* [Page excerpt]:
RSI shall cause Holdco to within 10 days of the receipt thereof, pay to each of the Shareholders an amount equal to such Shareholder’s Ownership Percentage, an amount equal to 100% of any refund of any Taxes of HQGW with respect to any Pre-Closing Tax Period received by HQGW, any of its Subsidiaries or Holdco at any time after the Closing Date (including for this purpose any credit against Taxes owed for any taxable period ending after the Closing Date, if such credit is attributable to a taxable period ending on or prior to the Closing Date, any refund of estimated tax payments made on or prior to the Closing Date or any application of such payments to either a taxable period commencing after the Closing Date or a portion of a Straddle Period that is subsequent to the Closing Date, and any interest received by HQGW, any of its Subsidiaries or Holdco with respect to any of the foregoing from the applicable taxing authority) unless (and only to the extent) that the amount of such refund for Taxes was reflected as an asset on the Company Balance Sheet.

* [What this exercise asks]:
1. In the tax refund clause, under what condition does a credit against Taxes owed for a period ending after the Closing Date count as a refund? Answer in one to three sentences.
2. Please state the deadline the tax refund clause sets for Holdco to pay the Shareholders.
3. Summarize the tax refund clause in two sentences.

* [Supplied material]:

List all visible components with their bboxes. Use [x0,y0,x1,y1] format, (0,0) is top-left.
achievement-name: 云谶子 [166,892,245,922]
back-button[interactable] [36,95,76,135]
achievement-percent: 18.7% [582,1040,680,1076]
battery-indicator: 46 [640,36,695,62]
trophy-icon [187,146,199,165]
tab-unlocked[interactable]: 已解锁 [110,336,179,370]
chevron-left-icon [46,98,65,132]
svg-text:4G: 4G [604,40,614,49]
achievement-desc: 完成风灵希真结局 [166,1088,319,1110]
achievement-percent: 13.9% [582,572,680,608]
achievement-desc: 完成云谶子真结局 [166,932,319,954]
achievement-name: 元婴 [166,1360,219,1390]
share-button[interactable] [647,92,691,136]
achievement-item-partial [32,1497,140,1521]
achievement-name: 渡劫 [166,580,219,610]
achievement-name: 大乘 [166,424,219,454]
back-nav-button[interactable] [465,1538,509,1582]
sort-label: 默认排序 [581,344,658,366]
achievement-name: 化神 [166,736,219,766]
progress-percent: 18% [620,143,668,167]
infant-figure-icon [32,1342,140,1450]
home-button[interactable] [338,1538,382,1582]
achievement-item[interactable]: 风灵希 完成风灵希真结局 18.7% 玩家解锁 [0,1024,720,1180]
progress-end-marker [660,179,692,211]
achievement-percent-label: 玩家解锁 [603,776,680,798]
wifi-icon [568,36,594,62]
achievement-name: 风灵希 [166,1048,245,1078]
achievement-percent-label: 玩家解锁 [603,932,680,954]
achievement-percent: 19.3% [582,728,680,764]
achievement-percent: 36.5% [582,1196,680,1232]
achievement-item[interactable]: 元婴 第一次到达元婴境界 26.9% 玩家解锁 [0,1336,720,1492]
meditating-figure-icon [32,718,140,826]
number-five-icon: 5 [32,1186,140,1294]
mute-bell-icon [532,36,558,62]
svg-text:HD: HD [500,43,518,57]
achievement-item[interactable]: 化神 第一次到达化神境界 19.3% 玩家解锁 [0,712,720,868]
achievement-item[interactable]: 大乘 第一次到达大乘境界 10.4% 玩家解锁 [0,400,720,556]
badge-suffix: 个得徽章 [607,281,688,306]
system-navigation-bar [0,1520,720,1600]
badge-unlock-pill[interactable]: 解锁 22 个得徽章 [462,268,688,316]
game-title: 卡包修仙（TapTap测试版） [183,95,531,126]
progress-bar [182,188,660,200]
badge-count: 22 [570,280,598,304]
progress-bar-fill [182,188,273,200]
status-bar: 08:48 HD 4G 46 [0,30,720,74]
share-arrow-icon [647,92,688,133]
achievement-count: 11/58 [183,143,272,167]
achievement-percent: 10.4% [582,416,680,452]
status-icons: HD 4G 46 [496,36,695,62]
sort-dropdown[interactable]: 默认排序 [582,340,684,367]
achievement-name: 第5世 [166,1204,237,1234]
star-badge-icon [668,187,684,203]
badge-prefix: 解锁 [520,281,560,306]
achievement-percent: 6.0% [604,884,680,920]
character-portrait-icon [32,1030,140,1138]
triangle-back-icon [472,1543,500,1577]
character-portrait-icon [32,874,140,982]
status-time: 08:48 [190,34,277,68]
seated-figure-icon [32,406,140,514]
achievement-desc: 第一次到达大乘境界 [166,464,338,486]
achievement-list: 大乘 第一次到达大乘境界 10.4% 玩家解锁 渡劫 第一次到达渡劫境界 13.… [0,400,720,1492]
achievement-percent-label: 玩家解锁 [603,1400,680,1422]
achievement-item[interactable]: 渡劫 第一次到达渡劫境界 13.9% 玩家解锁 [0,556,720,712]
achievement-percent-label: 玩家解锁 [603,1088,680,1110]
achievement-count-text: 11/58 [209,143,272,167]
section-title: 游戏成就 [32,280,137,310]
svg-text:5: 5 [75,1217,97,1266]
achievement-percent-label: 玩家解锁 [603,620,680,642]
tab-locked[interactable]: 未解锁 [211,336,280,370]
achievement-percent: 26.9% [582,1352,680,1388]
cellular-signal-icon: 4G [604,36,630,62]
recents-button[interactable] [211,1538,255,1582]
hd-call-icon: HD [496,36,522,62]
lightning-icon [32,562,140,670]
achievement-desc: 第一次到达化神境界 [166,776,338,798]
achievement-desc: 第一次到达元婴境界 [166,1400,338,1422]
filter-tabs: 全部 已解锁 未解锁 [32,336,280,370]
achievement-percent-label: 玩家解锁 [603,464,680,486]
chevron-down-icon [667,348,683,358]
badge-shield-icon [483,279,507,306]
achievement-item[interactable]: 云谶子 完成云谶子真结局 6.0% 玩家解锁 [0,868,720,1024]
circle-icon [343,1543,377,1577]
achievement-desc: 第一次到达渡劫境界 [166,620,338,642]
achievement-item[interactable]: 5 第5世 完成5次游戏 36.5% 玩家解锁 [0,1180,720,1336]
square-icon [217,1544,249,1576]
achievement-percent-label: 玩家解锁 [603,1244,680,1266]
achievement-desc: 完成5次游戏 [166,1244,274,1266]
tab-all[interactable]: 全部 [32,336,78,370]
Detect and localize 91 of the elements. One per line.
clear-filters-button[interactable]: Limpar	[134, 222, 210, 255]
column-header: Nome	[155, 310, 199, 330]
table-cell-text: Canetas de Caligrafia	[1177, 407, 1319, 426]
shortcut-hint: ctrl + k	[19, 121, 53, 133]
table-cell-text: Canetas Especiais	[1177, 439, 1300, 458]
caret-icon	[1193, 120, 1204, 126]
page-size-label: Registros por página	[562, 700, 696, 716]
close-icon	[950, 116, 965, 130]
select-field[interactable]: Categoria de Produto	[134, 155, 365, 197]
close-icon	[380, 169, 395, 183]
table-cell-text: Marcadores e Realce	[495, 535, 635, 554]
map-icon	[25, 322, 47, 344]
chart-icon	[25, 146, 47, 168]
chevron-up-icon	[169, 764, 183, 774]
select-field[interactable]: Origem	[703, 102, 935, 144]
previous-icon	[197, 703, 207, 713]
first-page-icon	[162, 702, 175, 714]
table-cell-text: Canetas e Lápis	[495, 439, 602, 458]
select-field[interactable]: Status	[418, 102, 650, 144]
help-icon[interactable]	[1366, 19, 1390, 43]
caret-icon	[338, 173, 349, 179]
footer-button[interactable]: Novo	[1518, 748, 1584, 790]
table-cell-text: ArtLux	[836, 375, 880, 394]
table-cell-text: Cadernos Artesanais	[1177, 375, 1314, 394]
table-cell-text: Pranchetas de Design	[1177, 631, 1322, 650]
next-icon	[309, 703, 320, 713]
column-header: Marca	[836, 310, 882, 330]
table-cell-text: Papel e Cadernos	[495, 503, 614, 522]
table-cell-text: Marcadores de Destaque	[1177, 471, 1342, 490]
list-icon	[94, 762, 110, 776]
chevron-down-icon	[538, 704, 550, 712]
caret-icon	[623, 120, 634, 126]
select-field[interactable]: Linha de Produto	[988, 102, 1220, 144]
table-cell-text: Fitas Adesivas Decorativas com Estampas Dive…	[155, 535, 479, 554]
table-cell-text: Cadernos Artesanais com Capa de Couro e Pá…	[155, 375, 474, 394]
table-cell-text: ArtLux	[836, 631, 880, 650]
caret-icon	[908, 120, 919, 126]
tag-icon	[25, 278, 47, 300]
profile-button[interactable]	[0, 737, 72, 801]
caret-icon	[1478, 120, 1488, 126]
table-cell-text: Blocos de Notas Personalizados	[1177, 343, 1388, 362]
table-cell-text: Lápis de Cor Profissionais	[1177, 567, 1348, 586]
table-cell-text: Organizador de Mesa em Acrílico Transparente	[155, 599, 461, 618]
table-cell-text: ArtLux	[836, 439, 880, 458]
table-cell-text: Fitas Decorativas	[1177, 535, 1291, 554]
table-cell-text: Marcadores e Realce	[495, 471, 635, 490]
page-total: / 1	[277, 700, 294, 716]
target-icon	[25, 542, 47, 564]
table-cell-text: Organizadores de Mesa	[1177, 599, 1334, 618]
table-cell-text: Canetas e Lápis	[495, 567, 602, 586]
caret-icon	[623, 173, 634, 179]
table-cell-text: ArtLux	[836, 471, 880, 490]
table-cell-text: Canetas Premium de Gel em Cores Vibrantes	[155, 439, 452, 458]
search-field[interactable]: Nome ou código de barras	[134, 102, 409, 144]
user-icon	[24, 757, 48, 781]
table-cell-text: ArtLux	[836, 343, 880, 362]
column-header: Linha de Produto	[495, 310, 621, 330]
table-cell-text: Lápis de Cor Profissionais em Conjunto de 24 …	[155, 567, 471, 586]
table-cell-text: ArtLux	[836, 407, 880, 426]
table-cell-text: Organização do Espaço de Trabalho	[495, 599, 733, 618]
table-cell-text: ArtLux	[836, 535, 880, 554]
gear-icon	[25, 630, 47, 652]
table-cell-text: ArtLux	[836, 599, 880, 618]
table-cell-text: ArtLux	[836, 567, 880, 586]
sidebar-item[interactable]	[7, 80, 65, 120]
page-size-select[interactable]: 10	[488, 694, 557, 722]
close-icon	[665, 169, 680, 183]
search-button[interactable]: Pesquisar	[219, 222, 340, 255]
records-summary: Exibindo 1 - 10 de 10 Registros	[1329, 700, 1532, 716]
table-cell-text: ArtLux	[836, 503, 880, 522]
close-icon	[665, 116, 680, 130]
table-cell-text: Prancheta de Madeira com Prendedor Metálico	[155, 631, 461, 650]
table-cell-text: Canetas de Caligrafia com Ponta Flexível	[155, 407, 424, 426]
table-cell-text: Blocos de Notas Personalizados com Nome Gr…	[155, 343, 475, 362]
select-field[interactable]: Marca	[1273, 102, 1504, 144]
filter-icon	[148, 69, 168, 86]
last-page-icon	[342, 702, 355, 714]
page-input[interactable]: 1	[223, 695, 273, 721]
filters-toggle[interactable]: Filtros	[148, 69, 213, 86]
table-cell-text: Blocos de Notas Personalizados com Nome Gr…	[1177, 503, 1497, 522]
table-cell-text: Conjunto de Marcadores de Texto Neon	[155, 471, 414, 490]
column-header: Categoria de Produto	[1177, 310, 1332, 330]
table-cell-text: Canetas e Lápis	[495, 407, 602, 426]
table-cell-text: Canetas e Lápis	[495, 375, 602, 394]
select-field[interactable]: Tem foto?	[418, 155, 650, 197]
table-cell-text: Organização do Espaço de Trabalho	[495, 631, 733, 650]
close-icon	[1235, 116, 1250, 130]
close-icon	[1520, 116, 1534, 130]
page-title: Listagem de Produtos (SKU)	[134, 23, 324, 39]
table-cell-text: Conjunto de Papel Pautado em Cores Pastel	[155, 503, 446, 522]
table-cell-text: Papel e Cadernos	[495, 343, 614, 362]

* [Results of the exercise]:
1. Such a credit counts as a refund if it is attributable to a taxable period ending on or before the Closing Date.

2. Within 10 days of receiving the refund.

3. RSI must cause Holdco to pay the Shareholders, by each Shareholder's Ownership Percentage, any refund of HQGW Taxes for a Pre-Closing Tax Period received after the Closing Date, within 10 days of receipt. Such refunds include certain tax credits, refunds or applications of estimated tax payments, and related interest, but no payment is owed to the extent the refund was reflected as an asset on the Company Balance Sheet.